#### Exercise prompt
Return the full material exactly.
[START OF Excerpted data]
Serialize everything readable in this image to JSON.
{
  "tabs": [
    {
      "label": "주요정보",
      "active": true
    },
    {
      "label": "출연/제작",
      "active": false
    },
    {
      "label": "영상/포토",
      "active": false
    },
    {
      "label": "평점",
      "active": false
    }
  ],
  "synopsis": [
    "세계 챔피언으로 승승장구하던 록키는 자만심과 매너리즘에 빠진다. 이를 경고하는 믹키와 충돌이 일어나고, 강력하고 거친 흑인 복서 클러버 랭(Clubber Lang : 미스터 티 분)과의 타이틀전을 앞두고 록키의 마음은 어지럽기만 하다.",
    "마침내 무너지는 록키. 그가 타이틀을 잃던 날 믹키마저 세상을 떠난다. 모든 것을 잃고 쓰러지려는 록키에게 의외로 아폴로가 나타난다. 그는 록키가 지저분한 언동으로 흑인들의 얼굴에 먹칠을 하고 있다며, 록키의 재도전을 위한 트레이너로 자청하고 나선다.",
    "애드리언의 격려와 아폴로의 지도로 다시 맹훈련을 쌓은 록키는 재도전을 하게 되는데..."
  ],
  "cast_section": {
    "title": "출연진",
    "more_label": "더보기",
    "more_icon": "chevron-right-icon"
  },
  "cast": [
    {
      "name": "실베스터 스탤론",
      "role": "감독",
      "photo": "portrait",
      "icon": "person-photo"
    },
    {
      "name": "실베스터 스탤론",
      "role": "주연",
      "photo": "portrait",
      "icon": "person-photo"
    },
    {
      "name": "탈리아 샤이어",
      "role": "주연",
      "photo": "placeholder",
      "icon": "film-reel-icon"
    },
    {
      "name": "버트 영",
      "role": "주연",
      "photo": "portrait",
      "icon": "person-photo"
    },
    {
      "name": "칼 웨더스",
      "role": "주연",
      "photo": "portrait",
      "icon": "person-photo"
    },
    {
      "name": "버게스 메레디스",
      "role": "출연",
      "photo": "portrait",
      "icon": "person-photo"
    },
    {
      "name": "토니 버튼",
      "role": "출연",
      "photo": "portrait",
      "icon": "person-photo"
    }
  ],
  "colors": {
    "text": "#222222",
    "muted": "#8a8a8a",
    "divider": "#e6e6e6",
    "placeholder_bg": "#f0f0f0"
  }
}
[END OF Excerpted data]
#### Exercise answer
Serialize everything readable in this image to JSON.
{
  "tabs": [
    {
      "label": "주요정보",
      "active": true
    },
    {
      "label": "출연/제작",
      "active": false
    },
    {
      "label": "영상/포토",
      "active": false
    },
    {
      "label": "평점",
      "active": false
    }
  ],
  "synopsis": [
    "세계 챔피언으로 승승장구하던 록키는 자만심과 매너리즘에 빠진다. 이를 경고하는 믹키와 충돌이 일어나고, 강력하고 거친 흑인 복서 클러버 랭(Clubber Lang : 미스터 티 분)과의 타이틀전을 앞두고 록키의 마음은 어지럽기만 하다.",
    "마침내 무너지는 록키. 그가 타이틀을 잃던 날 믹키마저 세상을 떠난다. 모든 것을 잃고 쓰러지려는 록키에게 의외로 아폴로가 나타난다. 그는 록키가 지저분한 언동으로 흑인들의 얼굴에 먹칠을 하고 있다며, 록키의 재도전을 위한 트레이너로 자청하고 나선다.",
    "애드리언의 격려와 아폴로의 지도로 다시 맹훈련을 쌓은 록키는 재도전을 하게 되는데..."
  ],
  "cast_section": {
    "title": "출연진",
    "more_label": "더보기",
    "more_icon": "chevron-right-icon"
  },
  "cast": [
    {
      "name": "실베스터 스탤론",
      "role": "감독",
      "photo": "portrait",
      "icon": "person-photo"
    },
    {
      "name": "실베스터 스탤론",
      "role": "주연",
      "photo": "portrait",
      "icon": "person-photo"
    },
    {
      "name": "탈리아 샤이어",
      "role": "주연",
      "photo": "placeholder",
      "icon": "film-reel-icon"
    },
    {
      "name": "버트 영",
      "role": "주연",
      "photo": "portrait",
      "icon": "person-photo"
    },
    {
      "name": "칼 웨더스",
      "role": "주연",
      "photo": "portrait",
      "icon": "person-photo"
    },
    {
      "name": "버게스 메레디스",
      "role": "출연",
      "photo": "portrait",
      "icon": "person-photo"
    },
    {
      "name": "토니 버튼",
      "role": "출연",
      "photo": "portrait",
      "icon": "person-photo"
    }
  ],
  "colors": {
    "text": "#222222",
    "muted": "#8a8a8a",
    "divider": "#e6e6e6",
    "placeholder_bg": "#f0f0f0"
  }
}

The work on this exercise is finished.